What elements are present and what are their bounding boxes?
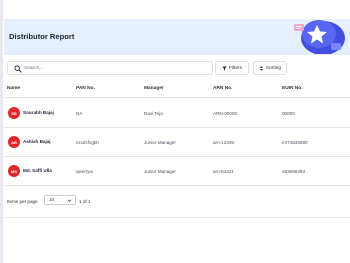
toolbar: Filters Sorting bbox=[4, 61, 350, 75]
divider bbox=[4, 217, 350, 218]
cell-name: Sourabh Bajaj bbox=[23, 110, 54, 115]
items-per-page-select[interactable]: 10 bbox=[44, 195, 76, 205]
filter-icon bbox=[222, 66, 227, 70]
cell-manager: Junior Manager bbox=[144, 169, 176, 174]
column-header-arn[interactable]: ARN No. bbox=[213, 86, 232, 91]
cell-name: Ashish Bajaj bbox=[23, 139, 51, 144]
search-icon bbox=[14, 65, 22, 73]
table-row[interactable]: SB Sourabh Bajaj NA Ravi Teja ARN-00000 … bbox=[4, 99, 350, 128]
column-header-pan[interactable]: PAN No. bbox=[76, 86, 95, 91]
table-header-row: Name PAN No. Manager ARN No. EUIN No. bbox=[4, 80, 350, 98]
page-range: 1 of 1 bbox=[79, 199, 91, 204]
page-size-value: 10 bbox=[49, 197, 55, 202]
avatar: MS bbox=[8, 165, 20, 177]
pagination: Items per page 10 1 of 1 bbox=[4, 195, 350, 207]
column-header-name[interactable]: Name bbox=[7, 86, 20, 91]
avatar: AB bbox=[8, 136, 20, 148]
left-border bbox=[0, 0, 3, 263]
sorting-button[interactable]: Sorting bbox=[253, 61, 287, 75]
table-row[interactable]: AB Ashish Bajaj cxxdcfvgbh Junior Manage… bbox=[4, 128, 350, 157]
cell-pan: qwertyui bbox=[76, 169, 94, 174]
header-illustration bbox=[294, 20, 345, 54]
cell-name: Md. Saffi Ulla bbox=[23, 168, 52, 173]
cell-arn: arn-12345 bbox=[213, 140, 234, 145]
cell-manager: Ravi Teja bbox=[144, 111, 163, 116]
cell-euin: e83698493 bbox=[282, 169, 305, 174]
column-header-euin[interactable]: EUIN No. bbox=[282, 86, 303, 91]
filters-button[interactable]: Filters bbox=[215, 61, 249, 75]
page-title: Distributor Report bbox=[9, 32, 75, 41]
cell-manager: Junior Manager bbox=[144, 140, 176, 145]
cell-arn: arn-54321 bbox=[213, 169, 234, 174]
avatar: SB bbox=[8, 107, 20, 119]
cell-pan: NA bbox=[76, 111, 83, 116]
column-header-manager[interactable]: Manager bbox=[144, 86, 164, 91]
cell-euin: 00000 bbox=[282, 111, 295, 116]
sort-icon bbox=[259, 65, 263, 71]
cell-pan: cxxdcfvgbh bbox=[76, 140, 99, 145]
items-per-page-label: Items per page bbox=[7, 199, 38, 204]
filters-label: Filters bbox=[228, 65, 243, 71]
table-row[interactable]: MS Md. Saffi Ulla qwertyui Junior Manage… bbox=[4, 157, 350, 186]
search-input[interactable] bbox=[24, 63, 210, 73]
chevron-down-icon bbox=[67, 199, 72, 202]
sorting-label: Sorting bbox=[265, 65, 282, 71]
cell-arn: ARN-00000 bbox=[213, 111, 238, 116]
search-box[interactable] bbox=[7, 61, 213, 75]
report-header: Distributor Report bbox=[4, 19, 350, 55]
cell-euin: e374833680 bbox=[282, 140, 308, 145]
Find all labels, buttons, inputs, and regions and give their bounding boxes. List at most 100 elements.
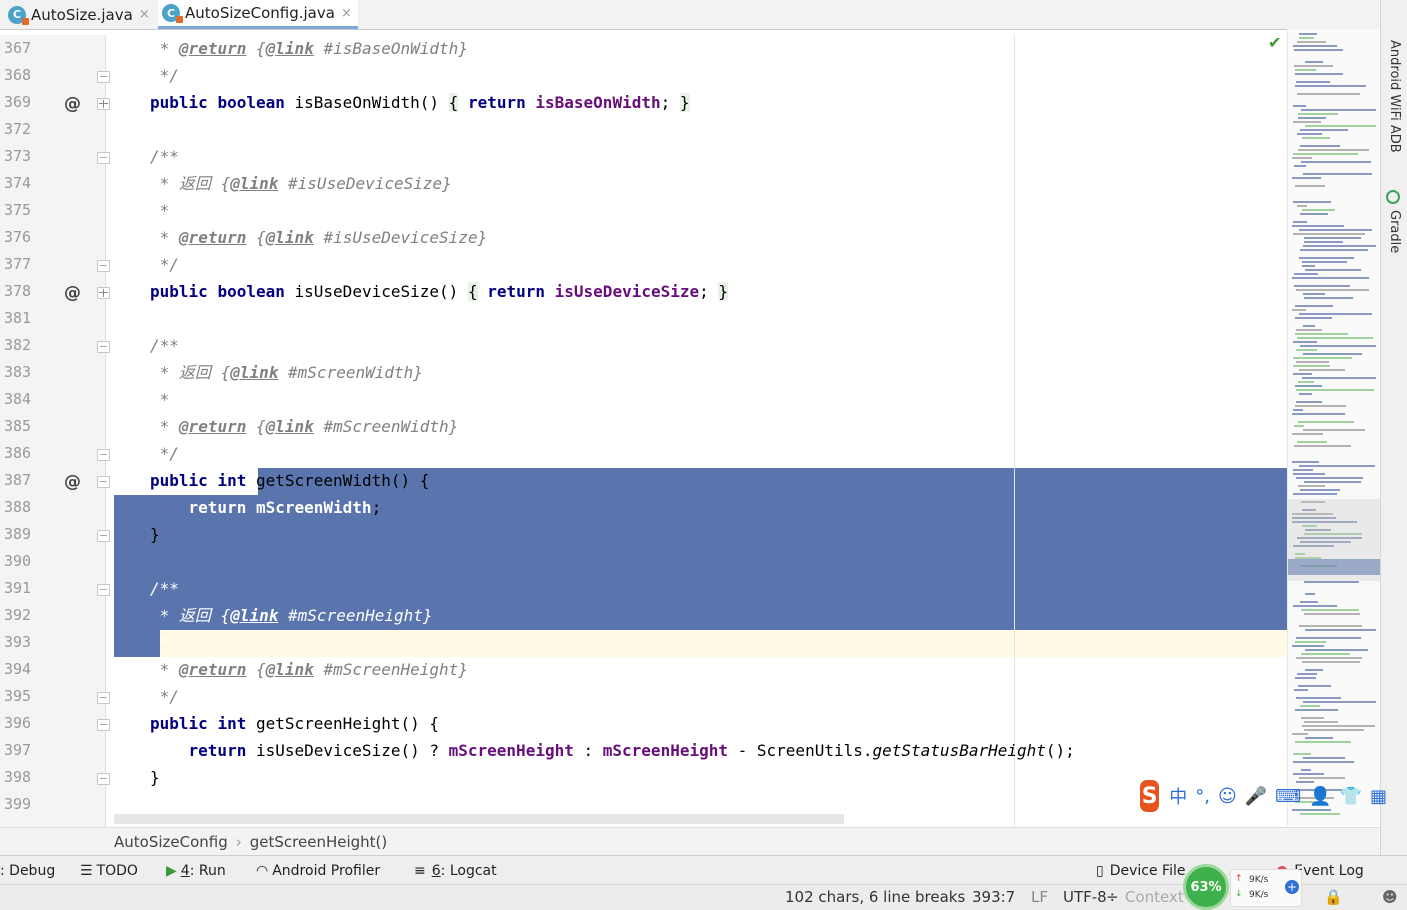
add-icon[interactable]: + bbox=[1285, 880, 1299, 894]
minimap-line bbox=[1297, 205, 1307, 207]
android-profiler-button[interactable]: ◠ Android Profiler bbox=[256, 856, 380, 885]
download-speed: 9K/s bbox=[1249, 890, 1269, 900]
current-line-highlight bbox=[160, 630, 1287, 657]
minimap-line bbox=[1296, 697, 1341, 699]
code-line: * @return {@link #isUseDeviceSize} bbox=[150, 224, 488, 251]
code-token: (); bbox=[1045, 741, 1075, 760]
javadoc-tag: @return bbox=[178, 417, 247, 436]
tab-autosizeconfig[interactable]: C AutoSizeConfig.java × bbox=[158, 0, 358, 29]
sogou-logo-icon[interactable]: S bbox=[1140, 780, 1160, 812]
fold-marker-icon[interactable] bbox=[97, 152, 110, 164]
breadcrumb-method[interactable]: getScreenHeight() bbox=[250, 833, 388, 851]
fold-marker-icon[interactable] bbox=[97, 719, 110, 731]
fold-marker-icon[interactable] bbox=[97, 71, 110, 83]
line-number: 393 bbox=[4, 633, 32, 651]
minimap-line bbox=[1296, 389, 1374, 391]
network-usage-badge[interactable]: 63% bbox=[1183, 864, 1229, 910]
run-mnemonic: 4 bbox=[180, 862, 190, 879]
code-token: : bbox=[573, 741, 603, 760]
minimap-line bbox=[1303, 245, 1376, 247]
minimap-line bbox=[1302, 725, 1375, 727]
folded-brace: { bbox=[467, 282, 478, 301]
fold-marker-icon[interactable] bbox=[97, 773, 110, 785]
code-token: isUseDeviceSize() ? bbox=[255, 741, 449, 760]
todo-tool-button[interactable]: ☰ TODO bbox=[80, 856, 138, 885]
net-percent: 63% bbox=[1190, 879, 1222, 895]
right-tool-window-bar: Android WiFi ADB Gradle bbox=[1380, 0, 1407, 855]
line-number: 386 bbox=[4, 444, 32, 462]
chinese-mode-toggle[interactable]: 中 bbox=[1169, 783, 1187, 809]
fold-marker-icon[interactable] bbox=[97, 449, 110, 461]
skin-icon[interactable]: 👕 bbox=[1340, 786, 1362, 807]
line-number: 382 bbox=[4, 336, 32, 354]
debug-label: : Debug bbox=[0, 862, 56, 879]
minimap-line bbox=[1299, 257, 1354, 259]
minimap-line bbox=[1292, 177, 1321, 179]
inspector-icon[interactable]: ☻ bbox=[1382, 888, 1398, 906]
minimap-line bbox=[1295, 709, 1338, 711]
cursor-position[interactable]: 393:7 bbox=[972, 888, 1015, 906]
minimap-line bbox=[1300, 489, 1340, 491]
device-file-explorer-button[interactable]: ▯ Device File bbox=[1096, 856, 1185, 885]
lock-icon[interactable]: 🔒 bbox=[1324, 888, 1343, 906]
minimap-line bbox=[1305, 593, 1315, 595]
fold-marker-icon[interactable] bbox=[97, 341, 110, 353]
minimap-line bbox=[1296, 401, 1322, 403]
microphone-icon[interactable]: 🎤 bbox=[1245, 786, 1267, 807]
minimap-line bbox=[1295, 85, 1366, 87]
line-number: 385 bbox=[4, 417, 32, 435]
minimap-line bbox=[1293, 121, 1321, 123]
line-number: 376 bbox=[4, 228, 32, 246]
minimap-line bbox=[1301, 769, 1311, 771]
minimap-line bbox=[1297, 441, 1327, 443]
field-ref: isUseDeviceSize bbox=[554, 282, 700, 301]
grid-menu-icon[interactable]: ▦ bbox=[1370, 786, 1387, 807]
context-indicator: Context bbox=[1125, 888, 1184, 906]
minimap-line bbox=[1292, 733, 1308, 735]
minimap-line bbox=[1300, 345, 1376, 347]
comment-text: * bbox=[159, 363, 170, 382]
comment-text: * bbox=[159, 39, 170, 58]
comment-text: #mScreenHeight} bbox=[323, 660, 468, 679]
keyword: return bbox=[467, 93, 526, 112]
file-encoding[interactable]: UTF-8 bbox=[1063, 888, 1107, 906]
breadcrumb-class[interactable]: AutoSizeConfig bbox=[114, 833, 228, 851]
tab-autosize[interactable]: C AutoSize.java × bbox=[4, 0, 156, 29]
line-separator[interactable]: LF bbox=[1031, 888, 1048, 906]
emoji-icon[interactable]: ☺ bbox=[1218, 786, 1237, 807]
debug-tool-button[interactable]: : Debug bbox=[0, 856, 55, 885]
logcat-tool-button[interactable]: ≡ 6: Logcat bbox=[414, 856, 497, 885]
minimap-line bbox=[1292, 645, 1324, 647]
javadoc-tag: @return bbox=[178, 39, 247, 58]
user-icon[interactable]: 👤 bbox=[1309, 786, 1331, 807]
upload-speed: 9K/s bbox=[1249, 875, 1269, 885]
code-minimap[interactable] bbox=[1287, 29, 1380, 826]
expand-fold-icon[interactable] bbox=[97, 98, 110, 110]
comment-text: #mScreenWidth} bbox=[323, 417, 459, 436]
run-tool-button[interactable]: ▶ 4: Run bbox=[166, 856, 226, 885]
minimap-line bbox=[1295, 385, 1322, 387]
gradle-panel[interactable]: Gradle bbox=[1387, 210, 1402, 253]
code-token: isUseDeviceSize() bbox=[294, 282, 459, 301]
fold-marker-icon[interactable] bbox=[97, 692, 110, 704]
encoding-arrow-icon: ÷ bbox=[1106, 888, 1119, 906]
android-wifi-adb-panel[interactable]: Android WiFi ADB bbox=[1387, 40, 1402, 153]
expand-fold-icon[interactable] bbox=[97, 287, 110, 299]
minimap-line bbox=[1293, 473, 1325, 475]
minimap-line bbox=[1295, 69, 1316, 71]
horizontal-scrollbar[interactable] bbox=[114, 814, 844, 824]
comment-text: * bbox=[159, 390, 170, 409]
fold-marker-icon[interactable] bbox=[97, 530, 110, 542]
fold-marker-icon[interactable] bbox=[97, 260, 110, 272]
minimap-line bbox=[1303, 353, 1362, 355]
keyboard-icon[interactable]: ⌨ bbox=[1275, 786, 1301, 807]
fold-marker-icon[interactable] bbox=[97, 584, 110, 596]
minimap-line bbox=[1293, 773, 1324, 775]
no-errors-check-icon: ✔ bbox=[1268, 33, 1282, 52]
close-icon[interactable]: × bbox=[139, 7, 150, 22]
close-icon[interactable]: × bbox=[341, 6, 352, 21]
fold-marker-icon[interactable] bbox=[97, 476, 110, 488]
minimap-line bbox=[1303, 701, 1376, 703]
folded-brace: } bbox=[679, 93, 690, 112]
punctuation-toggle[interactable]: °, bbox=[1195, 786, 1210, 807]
++++
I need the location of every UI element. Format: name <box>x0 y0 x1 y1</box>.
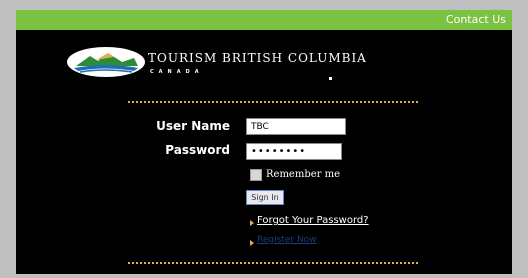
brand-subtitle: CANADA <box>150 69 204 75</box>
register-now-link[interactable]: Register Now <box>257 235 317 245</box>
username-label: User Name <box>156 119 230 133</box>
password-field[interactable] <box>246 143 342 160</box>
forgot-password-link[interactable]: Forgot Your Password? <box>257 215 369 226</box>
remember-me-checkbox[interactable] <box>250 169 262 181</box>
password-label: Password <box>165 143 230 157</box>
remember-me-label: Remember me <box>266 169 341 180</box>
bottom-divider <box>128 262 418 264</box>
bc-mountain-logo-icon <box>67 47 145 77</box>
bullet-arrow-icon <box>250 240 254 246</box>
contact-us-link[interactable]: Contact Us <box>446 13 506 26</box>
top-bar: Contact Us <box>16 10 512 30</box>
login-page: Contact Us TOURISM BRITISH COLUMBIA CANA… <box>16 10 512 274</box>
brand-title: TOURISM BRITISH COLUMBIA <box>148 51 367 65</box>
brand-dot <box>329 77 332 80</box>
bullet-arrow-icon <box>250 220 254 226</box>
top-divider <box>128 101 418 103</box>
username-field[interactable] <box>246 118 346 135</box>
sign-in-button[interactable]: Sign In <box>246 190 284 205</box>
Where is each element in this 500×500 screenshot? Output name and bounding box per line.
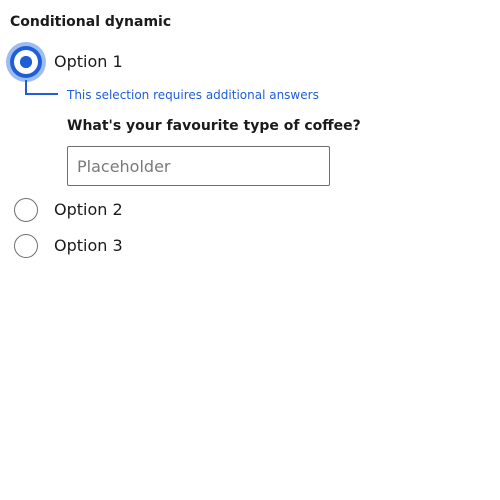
++++
• Set problem
Copy out word for word the part of the items that opens with the line containing "What elements are" and closes with the line containing "avatar: AB bbox=[8, 136, 20, 148]", with both of those lines included. Leave the pictures out of your answer.

• Written answer
What elements are present and what are their bounding boxes?
toolbar: Filters Sorting bbox=[4, 61, 350, 75]
divider bbox=[4, 217, 350, 218]
cell-name: Sourabh Bajaj bbox=[23, 110, 54, 115]
items-per-page-select[interactable]: 10 bbox=[44, 195, 76, 205]
filter-icon bbox=[222, 66, 227, 70]
cell-manager: Junior Manager bbox=[144, 169, 176, 174]
column-header-arn[interactable]: ARN No. bbox=[213, 86, 232, 91]
cell-name: Ashish Bajaj bbox=[23, 139, 51, 144]
search-icon bbox=[14, 65, 22, 73]
table-row[interactable]: SB Sourabh Bajaj NA Ravi Teja ARN-00000 … bbox=[4, 99, 350, 128]
column-header-pan[interactable]: PAN No. bbox=[76, 86, 95, 91]
table-header-row: Name PAN No. Manager ARN No. EUIN No. bbox=[4, 80, 350, 98]
page-range: 1 of 1 bbox=[79, 199, 91, 204]
page-size-value: 10 bbox=[49, 197, 55, 202]
avatar: MS bbox=[8, 165, 20, 177]
pagination: Items per page 10 1 of 1 bbox=[4, 195, 350, 207]
column-header-name[interactable]: Name bbox=[7, 86, 20, 91]
avatar: AB bbox=[8, 136, 20, 148]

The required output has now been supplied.